═══ DATA ENTRIES

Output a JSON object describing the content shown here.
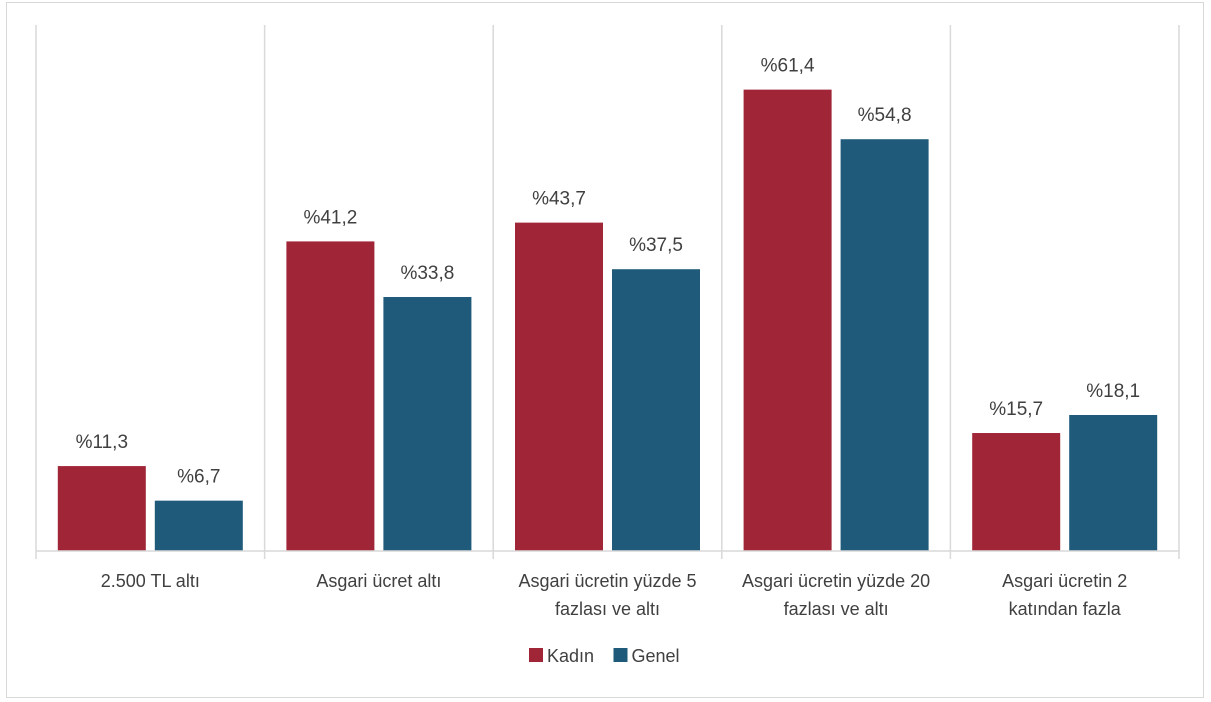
{
  "chart_data": {
    "type": "bar",
    "title": "",
    "xlabel": "",
    "ylabel": "",
    "ylim": [
      0,
      70
    ],
    "grid": false,
    "legend_position": "bottom",
    "categories": [
      [
        "2.500 TL altı"
      ],
      [
        "Asgari ücret altı"
      ],
      [
        "Asgari ücretin yüzde 5",
        "fazlası ve altı"
      ],
      [
        "Asgari ücretin yüzde 20",
        "fazlası ve altı"
      ],
      [
        "Asgari ücretin 2",
        "katından fazla"
      ]
    ],
    "series": [
      {
        "name": "Kadın",
        "color": "#a02537",
        "values": [
          11.3,
          41.2,
          43.7,
          61.4,
          15.7
        ],
        "labels": [
          "%11,3",
          "%41,2",
          "%43,7",
          "%61,4",
          "%15,7"
        ]
      },
      {
        "name": "Genel",
        "color": "#1f5a7a",
        "values": [
          6.7,
          33.8,
          37.5,
          54.8,
          18.1
        ],
        "labels": [
          "%6,7",
          "%33,8",
          "%37,5",
          "%54,8",
          "%18,1"
        ]
      }
    ]
  }
}
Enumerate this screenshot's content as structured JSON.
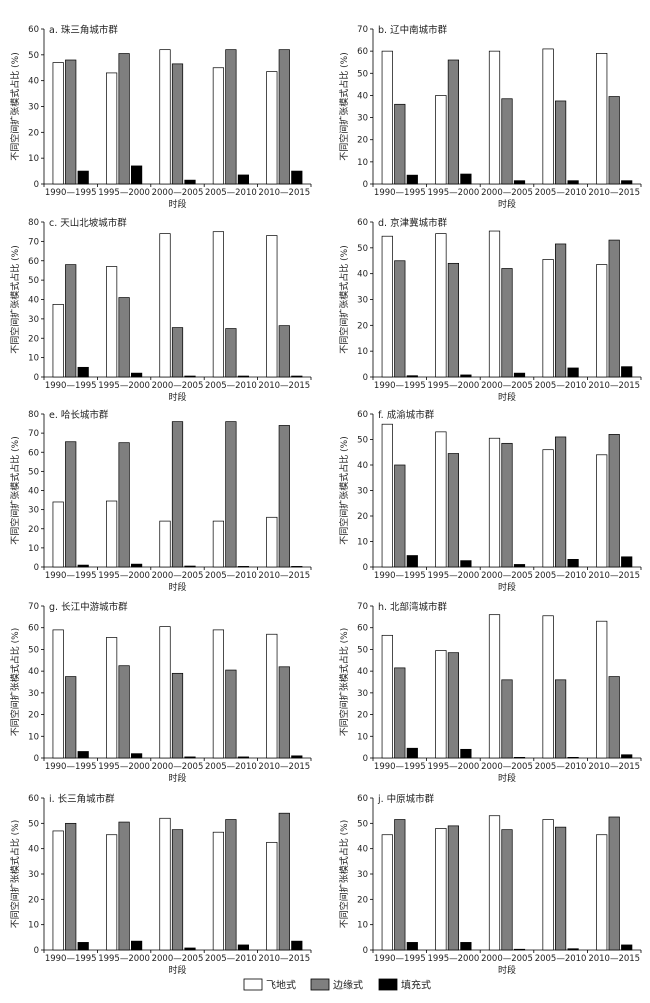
{
  "legend": [
    {
      "label": "飞地式",
      "color": "#ffffff"
    },
    {
      "label": "边缘式",
      "color": "#7f7f7f"
    },
    {
      "label": "填充式",
      "color": "#000000"
    }
  ],
  "chart_data": [
    {
      "type": "bar",
      "title": "a. 珠三角城市群",
      "categories": [
        "1990—1995",
        "1995—2000",
        "2000—2005",
        "2005—2010",
        "2010—2015"
      ],
      "xlabel": "时段",
      "ylabel": "不同空间扩张模式占比 (%)",
      "ylim": [
        0,
        60
      ],
      "yticks": [
        0,
        10,
        20,
        30,
        40,
        50,
        60
      ],
      "series": [
        {
          "name": "飞地式",
          "values": [
            47,
            43,
            52,
            45,
            43.5
          ]
        },
        {
          "name": "边缘式",
          "values": [
            48,
            50.5,
            46.5,
            52,
            52
          ]
        },
        {
          "name": "填充式",
          "values": [
            5,
            7,
            1.5,
            3.5,
            5
          ]
        }
      ]
    },
    {
      "type": "bar",
      "title": "b. 辽中南城市群",
      "categories": [
        "1990—1995",
        "1995—2000",
        "2000—2005",
        "2005—2010",
        "2010—2015"
      ],
      "xlabel": "时段",
      "ylabel": "不同空间扩张模式占比 (%)",
      "ylim": [
        0,
        70
      ],
      "yticks": [
        0,
        10,
        20,
        30,
        40,
        50,
        60,
        70
      ],
      "series": [
        {
          "name": "飞地式",
          "values": [
            60,
            40,
            60,
            61,
            59
          ]
        },
        {
          "name": "边缘式",
          "values": [
            36,
            56,
            38.5,
            37.5,
            39.5
          ]
        },
        {
          "name": "填充式",
          "values": [
            4,
            4.5,
            1.5,
            1.5,
            1.5
          ]
        }
      ]
    },
    {
      "type": "bar",
      "title": "c. 天山北坡城市群",
      "categories": [
        "1990—1995",
        "1995—2000",
        "2000—2005",
        "2005—2010",
        "2010—2015"
      ],
      "xlabel": "时段",
      "ylabel": "不同空间扩张模式占比 (%)",
      "ylim": [
        0,
        80
      ],
      "yticks": [
        0,
        10,
        20,
        30,
        40,
        50,
        60,
        70,
        80
      ],
      "series": [
        {
          "name": "飞地式",
          "values": [
            37.5,
            57,
            74,
            75,
            73
          ]
        },
        {
          "name": "边缘式",
          "values": [
            58,
            41,
            25.5,
            25,
            26.5
          ]
        },
        {
          "name": "填充式",
          "values": [
            5,
            2,
            0.5,
            0.5,
            0.5
          ]
        }
      ]
    },
    {
      "type": "bar",
      "title": "d. 京津冀城市群",
      "categories": [
        "1990—1995",
        "1995—2000",
        "2000—2005",
        "2005—2010",
        "2010—2015"
      ],
      "xlabel": "时段",
      "ylabel": "不同空间扩张模式占比 (%)",
      "ylim": [
        0,
        60
      ],
      "yticks": [
        0,
        10,
        20,
        30,
        40,
        50,
        60
      ],
      "series": [
        {
          "name": "飞地式",
          "values": [
            54.5,
            55.5,
            56.5,
            45.5,
            43.5
          ]
        },
        {
          "name": "边缘式",
          "values": [
            45,
            44,
            42,
            51.5,
            53
          ]
        },
        {
          "name": "填充式",
          "values": [
            0.5,
            0.8,
            1.5,
            3.5,
            4
          ]
        }
      ]
    },
    {
      "type": "bar",
      "title": "e. 哈长城市群",
      "categories": [
        "1990—1995",
        "1995—2000",
        "2000—2005",
        "2005—2010",
        "2010—2015"
      ],
      "xlabel": "时段",
      "ylabel": "不同空间扩张模式占比 (%)",
      "ylim": [
        0,
        80
      ],
      "yticks": [
        0,
        10,
        20,
        30,
        40,
        50,
        60,
        70,
        80
      ],
      "series": [
        {
          "name": "飞地式",
          "values": [
            34,
            34.5,
            24,
            24,
            26
          ]
        },
        {
          "name": "边缘式",
          "values": [
            65.5,
            65,
            76,
            76,
            74
          ]
        },
        {
          "name": "填充式",
          "values": [
            1,
            1.5,
            0.5,
            0.3,
            0.3
          ]
        }
      ]
    },
    {
      "type": "bar",
      "title": "f. 成渝城市群",
      "categories": [
        "1990—1995",
        "1995—2000",
        "2000—2005",
        "2005—2010",
        "2010—2015"
      ],
      "xlabel": "时段",
      "ylabel": "不同空间扩张模式占比 (%)",
      "ylim": [
        0,
        60
      ],
      "yticks": [
        0,
        10,
        20,
        30,
        40,
        50,
        60
      ],
      "series": [
        {
          "name": "飞地式",
          "values": [
            56,
            53,
            50.5,
            46,
            44
          ]
        },
        {
          "name": "边缘式",
          "values": [
            40,
            44.5,
            48.5,
            51,
            52
          ]
        },
        {
          "name": "填充式",
          "values": [
            4.5,
            2.5,
            1,
            3,
            4
          ]
        }
      ]
    },
    {
      "type": "bar",
      "title": "g. 长江中游城市群",
      "categories": [
        "1990—1995",
        "1995—2000",
        "2000—2005",
        "2005—2010",
        "2010—2015"
      ],
      "xlabel": "时段",
      "ylabel": "不同空间扩张模式占比 (%)",
      "ylim": [
        0,
        70
      ],
      "yticks": [
        0,
        10,
        20,
        30,
        40,
        50,
        60,
        70
      ],
      "series": [
        {
          "name": "飞地式",
          "values": [
            59,
            55.5,
            60.5,
            59,
            57
          ]
        },
        {
          "name": "边缘式",
          "values": [
            37.5,
            42.5,
            39,
            40.5,
            42
          ]
        },
        {
          "name": "填充式",
          "values": [
            3,
            2,
            0.5,
            0.5,
            1
          ]
        }
      ]
    },
    {
      "type": "bar",
      "title": "h. 北部湾城市群",
      "categories": [
        "1990—1995",
        "1995—2000",
        "2000—2005",
        "2005—2010",
        "2010—2015"
      ],
      "xlabel": "时段",
      "ylabel": "不同空间扩张模式占比 (%)",
      "ylim": [
        0,
        70
      ],
      "yticks": [
        0,
        10,
        20,
        30,
        40,
        50,
        60,
        70
      ],
      "series": [
        {
          "name": "飞地式",
          "values": [
            56.5,
            49.5,
            66,
            65.5,
            63
          ]
        },
        {
          "name": "边缘式",
          "values": [
            41.5,
            48.5,
            36,
            36,
            37.5
          ]
        },
        {
          "name": "填充式",
          "values": [
            4.5,
            4,
            0.3,
            0.3,
            1.5
          ]
        }
      ]
    },
    {
      "type": "bar",
      "title": "i. 长三角城市群",
      "categories": [
        "1990—1995",
        "1995—2000",
        "2000—2005",
        "2005—2010",
        "2010—2015"
      ],
      "xlabel": "时段",
      "ylabel": "不同空间扩张模式占比 (%)",
      "ylim": [
        0,
        60
      ],
      "yticks": [
        0,
        10,
        20,
        30,
        40,
        50,
        60
      ],
      "series": [
        {
          "name": "飞地式",
          "values": [
            47,
            45.5,
            52,
            46.5,
            42.5
          ]
        },
        {
          "name": "边缘式",
          "values": [
            50,
            50.5,
            47.5,
            51.5,
            54
          ]
        },
        {
          "name": "填充式",
          "values": [
            3,
            3.5,
            0.8,
            2,
            3.5
          ]
        }
      ]
    },
    {
      "type": "bar",
      "title": "j. 中原城市群",
      "categories": [
        "1990—1995",
        "1995—2000",
        "2000—2005",
        "2005—2010",
        "2010—2015"
      ],
      "xlabel": "时段",
      "ylabel": "不同空间扩张模式占比 (%)",
      "ylim": [
        0,
        60
      ],
      "yticks": [
        0,
        10,
        20,
        30,
        40,
        50,
        60
      ],
      "series": [
        {
          "name": "飞地式",
          "values": [
            45.5,
            48,
            53,
            51.5,
            45.5
          ]
        },
        {
          "name": "边缘式",
          "values": [
            51.5,
            49,
            47.5,
            48.5,
            52.5
          ]
        },
        {
          "name": "填充式",
          "values": [
            3,
            3,
            0.3,
            0.5,
            2
          ]
        }
      ]
    }
  ]
}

══════

● **INSTRUCTIONS TO FOLLOW**
Pull out every line of the records above that contains the word "color".

● **COMPLETE RESPONSE**
        "color": "#a02537",
        "color": "#1f5a7a",
      "color": "#ffffff"
      "color": "#7f7f7f"
      "color": "#000000"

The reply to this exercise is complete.